Recorded data
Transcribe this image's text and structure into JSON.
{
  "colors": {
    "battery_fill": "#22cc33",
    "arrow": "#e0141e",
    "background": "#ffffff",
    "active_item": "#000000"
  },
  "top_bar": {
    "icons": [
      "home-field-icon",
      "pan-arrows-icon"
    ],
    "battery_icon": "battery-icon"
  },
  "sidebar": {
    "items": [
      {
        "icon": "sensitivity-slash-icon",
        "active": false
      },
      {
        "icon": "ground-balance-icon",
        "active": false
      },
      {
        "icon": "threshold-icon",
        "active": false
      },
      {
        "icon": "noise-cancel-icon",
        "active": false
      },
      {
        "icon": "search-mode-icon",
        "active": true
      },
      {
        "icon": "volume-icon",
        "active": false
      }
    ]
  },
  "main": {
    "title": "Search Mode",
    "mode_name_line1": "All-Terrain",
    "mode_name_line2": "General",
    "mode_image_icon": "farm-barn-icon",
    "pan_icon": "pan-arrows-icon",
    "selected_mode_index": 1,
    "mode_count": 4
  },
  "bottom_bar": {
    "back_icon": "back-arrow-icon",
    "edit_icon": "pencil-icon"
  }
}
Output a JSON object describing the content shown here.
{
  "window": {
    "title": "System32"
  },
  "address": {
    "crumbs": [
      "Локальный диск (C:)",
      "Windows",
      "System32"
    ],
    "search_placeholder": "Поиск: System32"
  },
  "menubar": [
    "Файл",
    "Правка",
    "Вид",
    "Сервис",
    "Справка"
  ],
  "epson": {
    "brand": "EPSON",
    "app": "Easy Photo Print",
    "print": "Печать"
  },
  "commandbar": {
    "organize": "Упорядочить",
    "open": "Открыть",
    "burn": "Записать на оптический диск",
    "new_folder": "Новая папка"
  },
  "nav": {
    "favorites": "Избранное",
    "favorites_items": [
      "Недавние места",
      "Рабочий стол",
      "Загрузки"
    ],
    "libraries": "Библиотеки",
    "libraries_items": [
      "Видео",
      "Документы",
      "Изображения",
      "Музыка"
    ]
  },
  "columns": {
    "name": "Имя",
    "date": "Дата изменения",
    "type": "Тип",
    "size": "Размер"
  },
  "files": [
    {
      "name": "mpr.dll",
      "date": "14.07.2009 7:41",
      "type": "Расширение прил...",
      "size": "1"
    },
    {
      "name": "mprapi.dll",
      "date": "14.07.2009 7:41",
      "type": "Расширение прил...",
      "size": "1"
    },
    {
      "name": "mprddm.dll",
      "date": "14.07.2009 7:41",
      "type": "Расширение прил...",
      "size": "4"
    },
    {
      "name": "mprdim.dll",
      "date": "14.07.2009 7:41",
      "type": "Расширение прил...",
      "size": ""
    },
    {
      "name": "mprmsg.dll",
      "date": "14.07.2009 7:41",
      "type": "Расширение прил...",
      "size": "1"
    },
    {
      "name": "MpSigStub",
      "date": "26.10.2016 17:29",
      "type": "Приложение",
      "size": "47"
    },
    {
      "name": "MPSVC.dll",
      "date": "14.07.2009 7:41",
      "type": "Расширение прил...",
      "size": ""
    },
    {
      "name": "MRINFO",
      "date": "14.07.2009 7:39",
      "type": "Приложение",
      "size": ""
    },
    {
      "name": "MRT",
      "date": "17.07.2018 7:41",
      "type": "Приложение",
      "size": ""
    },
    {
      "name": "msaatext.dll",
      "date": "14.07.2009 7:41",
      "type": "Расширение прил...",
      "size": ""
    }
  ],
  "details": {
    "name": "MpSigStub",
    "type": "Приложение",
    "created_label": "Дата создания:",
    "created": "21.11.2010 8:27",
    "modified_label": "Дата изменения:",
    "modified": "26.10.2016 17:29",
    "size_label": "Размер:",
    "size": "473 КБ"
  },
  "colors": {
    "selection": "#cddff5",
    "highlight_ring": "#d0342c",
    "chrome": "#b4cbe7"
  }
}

**Prompt:** Quote each line of the data above exactly as written.

**Output:**
Transcribe this image's text and structure into JSON.
{
  "colors": {
    "battery_fill": "#22cc33",
    "arrow": "#e0141e",
    "background": "#ffffff",
    "active_item": "#000000"
  },
  "top_bar": {
    "icons": [
      "home-field-icon",
      "pan-arrows-icon"
    ],
    "battery_icon": "battery-icon"
  },
  "sidebar": {
    "items": [
      {
        "icon": "sensitivity-slash-icon",
        "active": false
      },
      {
        "icon": "ground-balance-icon",
        "active": false
      },
      {
        "icon": "threshold-icon",
        "active": false
      },
      {
        "icon": "noise-cancel-icon",
        "active": false
      },
      {
        "icon": "search-mode-icon",
        "active": true
      },
      {
        "icon": "volume-icon",
        "active": false
      }
    ]
  },
  "main": {
    "title": "Search Mode",
    "mode_name_line1": "All-Terrain",
    "mode_name_line2": "General",
    "mode_image_icon": "farm-barn-icon",
    "pan_icon": "pan-arrows-icon",
    "selected_mode_index": 1,
    "mode_count": 4
  },
  "bottom_bar": {
    "back_icon": "back-arrow-icon",
    "edit_icon": "pencil-icon"
  }
}
Output a JSON object describing the content shown here.
{
  "window": {
    "title": "System32"
  },
  "address": {
    "crumbs": [
      "Локальный диск (C:)",
      "Windows",
      "System32"
    ],
    "search_placeholder": "Поиск: System32"
  },
  "menubar": [
    "Файл",
    "Правка",
    "Вид",
    "Сервис",
    "Справка"
  ],
  "epson": {
    "brand": "EPSON",
    "app": "Easy Photo Print",
    "print": "Печать"
  },
  "commandbar": {
    "organize": "Упорядочить",
    "open": "Открыть",
    "burn": "Записать на оптический диск",
    "new_folder": "Новая папка"
  },
  "nav": {
    "favorites": "Избранное",
    "favorites_items": [
      "Недавние места",
      "Рабочий стол",
      "Загрузки"
    ],
    "libraries": "Библиотеки",
    "libraries_items": [
      "Видео",
      "Документы",
      "Изображения",
      "Музыка"
    ]
  },
  "columns": {
    "name": "Имя",
    "date": "Дата изменения",
    "type": "Тип",
    "size": "Размер"
  },
  "files": [
    {
      "name": "mpr.dll",
      "date": "14.07.2009 7:41",
      "type": "Расширение прил...",
      "size": "1"
    },
    {
      "name": "mprapi.dll",
      "date": "14.07.2009 7:41",
      "type": "Расширение прил...",
      "size": "1"
    },
    {
      "name": "mprddm.dll",
      "date": "14.07.2009 7:41",
      "type": "Расширение прил...",
      "size": "4"
    },
    {
      "name": "mprdim.dll",
      "date": "14.07.2009 7:41",
      "type": "Расширение прил...",
      "size": ""
    },
    {
      "name": "mprmsg.dll",
      "date": "14.07.2009 7:41",
      "type": "Расширение прил...",
      "size": "1"
    },
    {
      "name": "MpSigStub",
      "date": "26.10.2016 17:29",
      "type": "Приложение",
      "size": "47"
    },
    {
      "name": "MPSVC.dll",
      "date": "14.07.2009 7:41",
      "type": "Расширение прил...",
      "size": ""
    },
    {
      "name": "MRINFO",
      "date": "14.07.2009 7:39",
      "type": "Приложение",
      "size": ""
    },
    {
      "name": "MRT",
      "date": "17.07.2018 7:41",
      "type": "Приложение",
      "size": ""
    },
    {
      "name": "msaatext.dll",
      "date": "14.07.2009 7:41",
      "type": "Расширение прил...",
      "size": ""
    }
  ],
  "details": {
    "name": "MpSigStub",
    "type": "Приложение",
    "created_label": "Дата создания:",
    "created": "21.11.2010 8:27",
    "modified_label": "Дата изменения:",
    "modified": "26.10.2016 17:29",
    "size_label": "Размер:",
    "size": "473 КБ"
  },
  "colors": {
    "selection": "#cddff5",
    "highlight_ring": "#d0342c",
    "chrome": "#b4cbe7"
  }
}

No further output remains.